EXERCISE DESCRIPTION
Copy out the lines below word for word, beginning with the very first line and going on through the line with "column-header-order: Order —", including both of those lines.

RECORDS SUPPLIED
++++

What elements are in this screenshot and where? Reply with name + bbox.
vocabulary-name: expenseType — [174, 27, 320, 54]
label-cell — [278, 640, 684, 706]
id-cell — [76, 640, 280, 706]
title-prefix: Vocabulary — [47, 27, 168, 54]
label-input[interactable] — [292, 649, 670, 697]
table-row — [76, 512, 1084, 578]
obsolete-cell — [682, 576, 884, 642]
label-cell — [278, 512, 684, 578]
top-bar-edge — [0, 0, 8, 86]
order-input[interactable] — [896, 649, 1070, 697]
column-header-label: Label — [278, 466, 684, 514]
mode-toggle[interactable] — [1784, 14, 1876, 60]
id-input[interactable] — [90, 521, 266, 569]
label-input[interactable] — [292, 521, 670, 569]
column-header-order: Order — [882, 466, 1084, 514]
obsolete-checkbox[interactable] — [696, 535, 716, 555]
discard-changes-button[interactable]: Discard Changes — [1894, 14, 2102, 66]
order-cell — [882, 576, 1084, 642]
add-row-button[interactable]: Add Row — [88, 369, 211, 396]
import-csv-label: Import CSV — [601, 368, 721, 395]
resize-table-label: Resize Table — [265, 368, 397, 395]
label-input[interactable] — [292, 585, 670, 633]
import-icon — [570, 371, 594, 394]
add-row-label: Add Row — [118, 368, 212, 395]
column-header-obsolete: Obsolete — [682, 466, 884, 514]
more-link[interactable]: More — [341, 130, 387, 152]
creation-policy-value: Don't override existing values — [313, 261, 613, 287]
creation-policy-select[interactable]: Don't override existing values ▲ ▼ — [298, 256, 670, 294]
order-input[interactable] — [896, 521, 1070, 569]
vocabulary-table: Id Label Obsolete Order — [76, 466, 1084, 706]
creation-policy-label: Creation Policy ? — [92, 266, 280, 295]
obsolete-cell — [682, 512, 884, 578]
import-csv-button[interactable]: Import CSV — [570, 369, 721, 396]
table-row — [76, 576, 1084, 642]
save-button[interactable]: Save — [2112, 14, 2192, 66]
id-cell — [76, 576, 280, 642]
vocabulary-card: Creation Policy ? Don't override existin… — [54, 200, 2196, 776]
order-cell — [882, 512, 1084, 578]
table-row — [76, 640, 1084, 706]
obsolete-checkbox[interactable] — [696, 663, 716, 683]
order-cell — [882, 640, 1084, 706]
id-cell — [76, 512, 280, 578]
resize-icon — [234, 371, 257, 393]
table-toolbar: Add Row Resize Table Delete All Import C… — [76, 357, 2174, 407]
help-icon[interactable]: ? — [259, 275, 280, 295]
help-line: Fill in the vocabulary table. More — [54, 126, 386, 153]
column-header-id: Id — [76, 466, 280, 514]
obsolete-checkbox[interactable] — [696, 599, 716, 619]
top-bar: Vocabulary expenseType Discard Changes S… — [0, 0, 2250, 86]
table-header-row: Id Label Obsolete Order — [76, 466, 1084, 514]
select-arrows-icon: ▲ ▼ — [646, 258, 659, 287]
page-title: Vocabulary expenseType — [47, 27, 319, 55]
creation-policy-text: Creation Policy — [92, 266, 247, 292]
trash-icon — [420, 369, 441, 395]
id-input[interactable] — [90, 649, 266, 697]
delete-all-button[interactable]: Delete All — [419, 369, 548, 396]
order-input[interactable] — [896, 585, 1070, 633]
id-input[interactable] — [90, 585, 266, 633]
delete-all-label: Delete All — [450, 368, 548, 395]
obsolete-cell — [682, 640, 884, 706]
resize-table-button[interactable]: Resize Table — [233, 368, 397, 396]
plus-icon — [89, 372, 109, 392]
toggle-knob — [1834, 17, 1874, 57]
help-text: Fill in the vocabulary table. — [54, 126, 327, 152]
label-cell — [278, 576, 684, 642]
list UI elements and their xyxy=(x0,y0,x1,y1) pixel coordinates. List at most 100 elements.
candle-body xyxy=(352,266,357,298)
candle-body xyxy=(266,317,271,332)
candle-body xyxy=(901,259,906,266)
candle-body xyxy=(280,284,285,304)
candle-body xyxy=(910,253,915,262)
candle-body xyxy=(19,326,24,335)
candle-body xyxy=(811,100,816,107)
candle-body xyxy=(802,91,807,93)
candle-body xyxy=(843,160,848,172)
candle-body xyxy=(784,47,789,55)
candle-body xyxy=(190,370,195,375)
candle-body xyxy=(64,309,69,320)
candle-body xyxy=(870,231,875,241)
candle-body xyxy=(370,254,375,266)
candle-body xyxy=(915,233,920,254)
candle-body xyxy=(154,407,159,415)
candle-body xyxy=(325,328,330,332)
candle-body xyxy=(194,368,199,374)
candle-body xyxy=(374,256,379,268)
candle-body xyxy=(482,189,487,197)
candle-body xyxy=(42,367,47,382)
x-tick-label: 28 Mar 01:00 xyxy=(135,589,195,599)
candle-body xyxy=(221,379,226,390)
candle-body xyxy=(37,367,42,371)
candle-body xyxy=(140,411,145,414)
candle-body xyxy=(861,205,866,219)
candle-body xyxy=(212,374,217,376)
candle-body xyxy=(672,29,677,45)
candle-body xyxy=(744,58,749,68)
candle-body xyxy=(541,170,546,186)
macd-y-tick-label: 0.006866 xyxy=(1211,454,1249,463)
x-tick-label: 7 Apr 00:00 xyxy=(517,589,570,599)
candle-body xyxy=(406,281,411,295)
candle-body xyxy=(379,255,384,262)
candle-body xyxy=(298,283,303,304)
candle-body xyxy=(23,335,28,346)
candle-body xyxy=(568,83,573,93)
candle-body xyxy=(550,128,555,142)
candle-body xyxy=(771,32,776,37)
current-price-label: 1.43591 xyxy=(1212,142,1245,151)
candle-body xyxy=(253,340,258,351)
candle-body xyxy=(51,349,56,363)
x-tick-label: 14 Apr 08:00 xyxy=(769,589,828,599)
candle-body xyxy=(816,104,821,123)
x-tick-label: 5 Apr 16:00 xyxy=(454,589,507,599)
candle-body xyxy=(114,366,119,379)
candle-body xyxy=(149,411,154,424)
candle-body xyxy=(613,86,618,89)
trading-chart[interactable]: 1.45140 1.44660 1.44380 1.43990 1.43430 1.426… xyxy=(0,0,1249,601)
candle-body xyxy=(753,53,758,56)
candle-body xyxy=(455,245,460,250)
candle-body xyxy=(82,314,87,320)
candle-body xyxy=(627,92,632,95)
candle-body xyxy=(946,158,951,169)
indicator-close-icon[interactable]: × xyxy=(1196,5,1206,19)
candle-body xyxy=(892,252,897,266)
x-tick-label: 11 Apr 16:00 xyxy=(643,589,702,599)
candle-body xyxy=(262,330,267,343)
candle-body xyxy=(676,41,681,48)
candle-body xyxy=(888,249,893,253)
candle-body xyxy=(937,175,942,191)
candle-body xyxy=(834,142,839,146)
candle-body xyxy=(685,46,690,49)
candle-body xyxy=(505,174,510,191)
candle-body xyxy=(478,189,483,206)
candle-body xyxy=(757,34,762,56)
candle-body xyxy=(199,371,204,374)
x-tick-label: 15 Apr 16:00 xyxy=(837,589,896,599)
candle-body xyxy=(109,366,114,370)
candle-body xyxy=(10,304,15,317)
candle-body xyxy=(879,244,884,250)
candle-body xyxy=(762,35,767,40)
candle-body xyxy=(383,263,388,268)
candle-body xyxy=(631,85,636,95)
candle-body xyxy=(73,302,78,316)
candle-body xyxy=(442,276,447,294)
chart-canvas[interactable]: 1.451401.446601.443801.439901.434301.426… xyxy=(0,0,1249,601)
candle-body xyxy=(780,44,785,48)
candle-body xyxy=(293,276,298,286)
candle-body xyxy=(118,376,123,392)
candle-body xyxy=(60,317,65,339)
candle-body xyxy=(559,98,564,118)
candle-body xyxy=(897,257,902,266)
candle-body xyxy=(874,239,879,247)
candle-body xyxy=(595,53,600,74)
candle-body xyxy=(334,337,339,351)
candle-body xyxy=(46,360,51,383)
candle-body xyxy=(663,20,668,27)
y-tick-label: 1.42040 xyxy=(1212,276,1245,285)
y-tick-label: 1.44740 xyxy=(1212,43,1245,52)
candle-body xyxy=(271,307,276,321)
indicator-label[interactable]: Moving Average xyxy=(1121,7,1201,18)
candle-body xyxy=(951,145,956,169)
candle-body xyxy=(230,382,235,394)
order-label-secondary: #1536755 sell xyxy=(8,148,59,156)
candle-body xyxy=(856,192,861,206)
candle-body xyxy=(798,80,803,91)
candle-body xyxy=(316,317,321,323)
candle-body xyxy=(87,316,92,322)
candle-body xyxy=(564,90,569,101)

++++

TASK RESULT
What elements are in this screenshot and where? Reply with name + bbox.
vocabulary-name: expenseType — [174, 27, 320, 54]
label-cell — [278, 640, 684, 706]
id-cell — [76, 640, 280, 706]
title-prefix: Vocabulary — [47, 27, 168, 54]
label-input[interactable] — [292, 649, 670, 697]
table-row — [76, 512, 1084, 578]
obsolete-cell — [682, 576, 884, 642]
label-cell — [278, 512, 684, 578]
top-bar-edge — [0, 0, 8, 86]
order-input[interactable] — [896, 649, 1070, 697]
column-header-label: Label — [278, 466, 684, 514]
mode-toggle[interactable] — [1784, 14, 1876, 60]
id-input[interactable] — [90, 521, 266, 569]
label-input[interactable] — [292, 521, 670, 569]
column-header-order: Order — [882, 466, 1084, 514]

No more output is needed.